* Work instructions
Skip the pictures and extract all of the lines exactly as written.

[Data records]
◆ ◆ ◆ ◆

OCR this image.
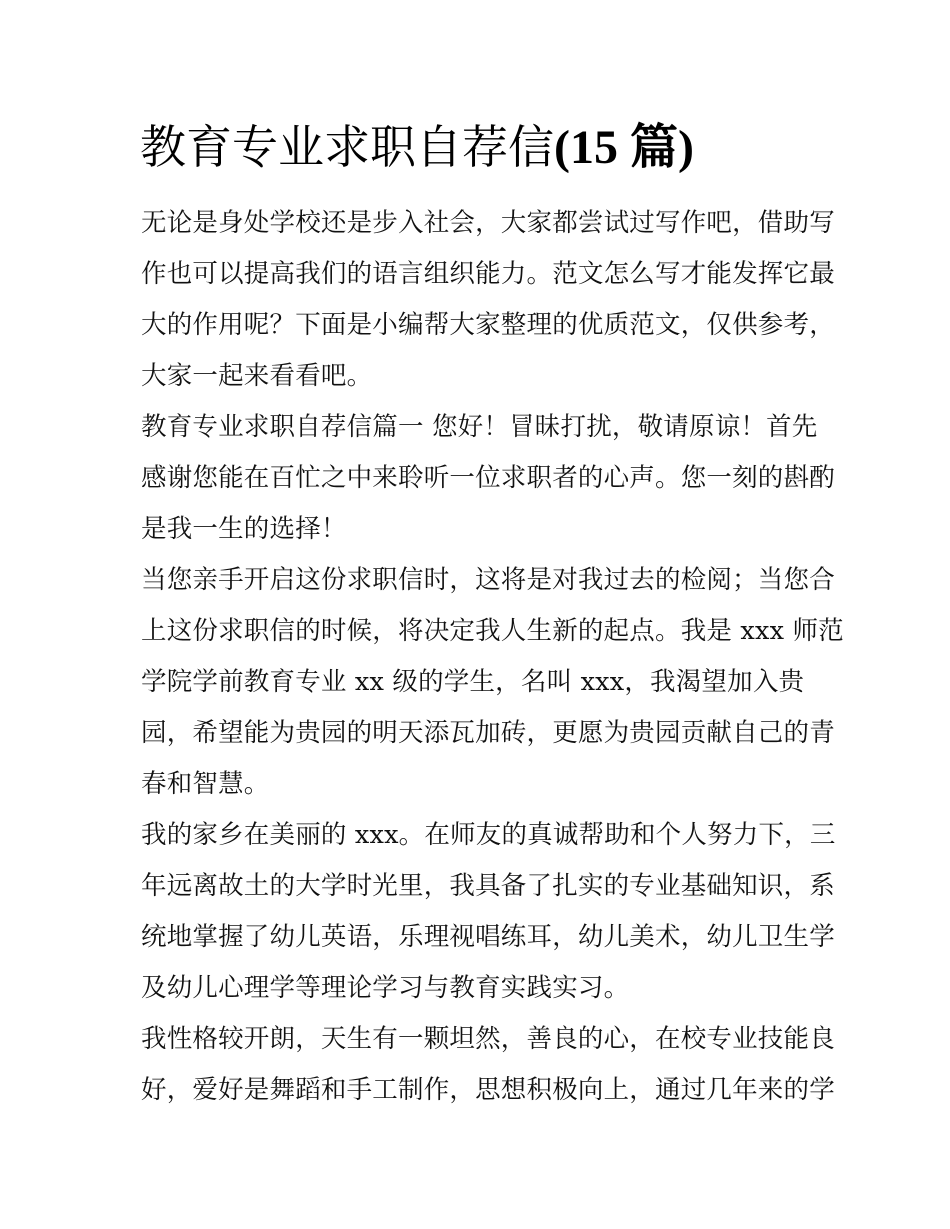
教育专业求职自荐信(15 篇)

无论是身处学校还是步入社会，大家都尝试过写作吧，借助写
作也可以提高我们的语言组织能力。范文怎么写才能发挥它最
大的作用呢？下面是小编帮大家整理的优质范文，仅供参考，
大家一起来看看吧。

教育专业求职自荐信篇一 您好！冒昧打扰，敬请原谅！首先
感谢您能在百忙之中来聆听一位求职者的心声。您一刻的斟酌
是我一生的选择！

当您亲手开启这份求职信时，这将是对我过去的检阅；当您合
上这份求职信的时候，将决定我人生新的起点。我是 xxx 师范
学院学前教育专业 xx 级的学生，名叫 xxx，我渴望加入贵
园，希望能为贵园的明天添瓦加砖，更愿为贵园贡献自己的青
春和智慧。

我的家乡在美丽的 xxx。在师友的真诚帮助和个人努力下，三
年远离故土的大学时光里，我具备了扎实的专业基础知识，系
统地掌握了幼儿英语，乐理视唱练耳，幼儿美术，幼儿卫生学
及幼儿心理学等理论学习与教育实践实习。

我性格较开朗，天生有一颗坦然，善良的心，在校专业技能良
好，爱好是舞蹈和手工制作，思想积极向上，通过几年来的学
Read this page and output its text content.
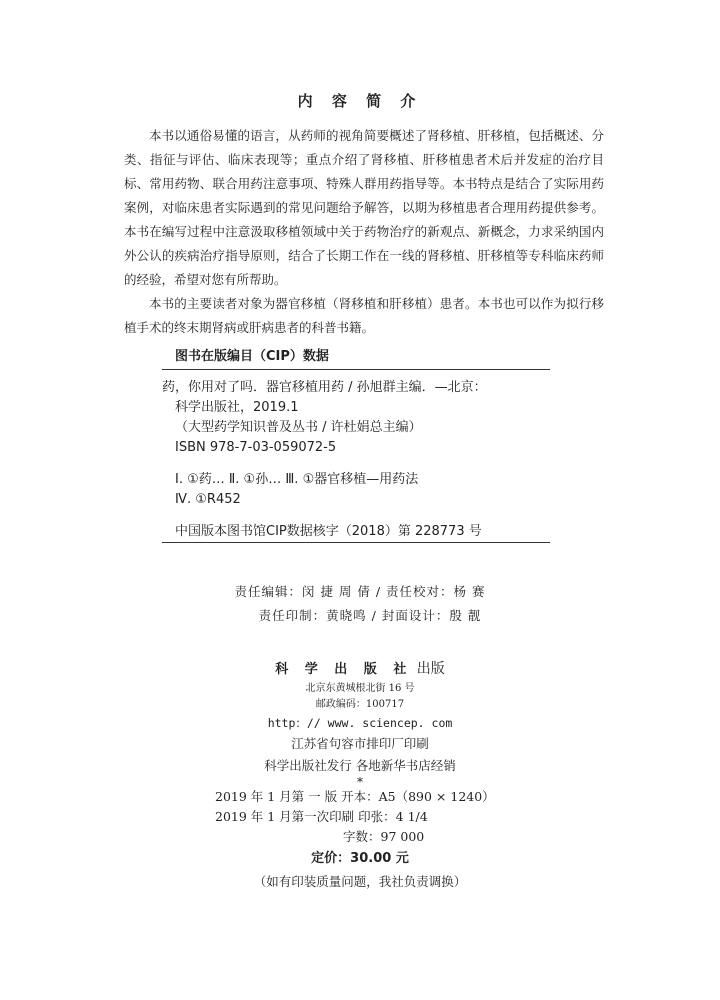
内 容 简 介

本书以通俗易懂的语言，从药师的视角简要概述了肾移植、肝移植，包括概述、分类、指征与评估、临床表现等；重点介绍了肾移植、肝移植患者术后并发症的治疗目标、常用药物、联合用药注意事项、特殊人群用药指导等。本书特点是结合了实际用药案例，对临床患者实际遇到的常见问题给予解答，以期为移植患者合理用药提供参考。本书在编写过程中注意汲取移植领域中关于药物治疗的新观点、新概念，力求采纳国内外公认的疾病治疗指导原则，结合了长期工作在一线的肾移植、肝移植等专科临床药师的经验，希望对您有所帮助。

本书的主要读者对象为器官移植（肾移植和肝移植）患者。本书也可以作为拟行移植手术的终末期肾病或肝病患者的科普书籍。

图书在版编目（CIP）数据
药，你用对了吗．器官移植用药 / 孙旭群主编．—北京：
科学出版社，2019.1
（大型药学知识普及丛书 / 许杜娟总主编）
ISBN 978-7-03-059072-5
Ⅰ. ①药… Ⅱ. ①孙… Ⅲ. ①器官移植—用药法
Ⅳ. ①R452
中国版本图书馆CIP数据核字（2018）第 228773 号
责任编辑：闵 捷 周 倩 / 责任校对：杨 赛
责任印制：黄晓鸣 / 封面设计：殷 靓
科 学 出 版 社 出版
北京东黄城根北街 16 号
邮政编码：100717
http：// www. sciencep. com
江苏省句容市排印厂印刷
科学出版社发行 各地新华书店经销
*
2019 年 1 月第 一 版 开本：A5（890 × 1240）
2019 年 1 月第一次印刷 印张：4 1/4
字数：97 000
定价：30.00 元
（如有印装质量问题，我社负责调换）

◆ ◆ ◆ ◆

* Final answer
OCR this image.
教育专业求职自荐信(15 篇)

无论是身处学校还是步入社会，大家都尝试过写作吧，借助写
作也可以提高我们的语言组织能力。范文怎么写才能发挥它最
大的作用呢？下面是小编帮大家整理的优质范文，仅供参考，
大家一起来看看吧。

教育专业求职自荐信篇一 您好！冒昧打扰，敬请原谅！首先
感谢您能在百忙之中来聆听一位求职者的心声。您一刻的斟酌
是我一生的选择！

当您亲手开启这份求职信时，这将是对我过去的检阅；当您合
上这份求职信的时候，将决定我人生新的起点。我是 xxx 师范
学院学前教育专业 xx 级的学生，名叫 xxx，我渴望加入贵
园，希望能为贵园的明天添瓦加砖，更愿为贵园贡献自己的青
春和智慧。

我的家乡在美丽的 xxx。在师友的真诚帮助和个人努力下，三
年远离故土的大学时光里，我具备了扎实的专业基础知识，系
统地掌握了幼儿英语，乐理视唱练耳，幼儿美术，幼儿卫生学
及幼儿心理学等理论学习与教育实践实习。

我性格较开朗，天生有一颗坦然，善良的心，在校专业技能良
好，爱好是舞蹈和手工制作，思想积极向上，通过几年来的学
Read this page and output its text content.
内 容 简 介

本书以通俗易懂的语言，从药师的视角简要概述了肾移植、肝移植，包括概述、分类、指征与评估、临床表现等；重点介绍了肾移植、肝移植患者术后并发症的治疗目标、常用药物、联合用药注意事项、特殊人群用药指导等。本书特点是结合了实际用药案例，对临床患者实际遇到的常见问题给予解答，以期为移植患者合理用药提供参考。本书在编写过程中注意汲取移植领域中关于药物治疗的新观点、新概念，力求采纳国内外公认的疾病治疗指导原则，结合了长期工作在一线的肾移植、肝移植等专科临床药师的经验，希望对您有所帮助。

本书的主要读者对象为器官移植（肾移植和肝移植）患者。本书也可以作为拟行移植手术的终末期肾病或肝病患者的科普书籍。

图书在版编目（CIP）数据
药，你用对了吗．器官移植用药 / 孙旭群主编．—北京：
科学出版社，2019.1
（大型药学知识普及丛书 / 许杜娟总主编）
ISBN 978-7-03-059072-5
Ⅰ. ①药… Ⅱ. ①孙… Ⅲ. ①器官移植—用药法
Ⅳ. ①R452
中国版本图书馆CIP数据核字（2018）第 228773 号
责任编辑：闵 捷 周 倩 / 责任校对：杨 赛
责任印制：黄晓鸣 / 封面设计：殷 靓
科 学 出 版 社 出版
北京东黄城根北街 16 号
邮政编码：100717
http：// www. sciencep. com
江苏省句容市排印厂印刷
科学出版社发行 各地新华书店经销
*
2019 年 1 月第 一 版 开本：A5（890 × 1240）
2019 年 1 月第一次印刷 印张：4 1/4
字数：97 000
定价：30.00 元
（如有印装质量问题，我社负责调换）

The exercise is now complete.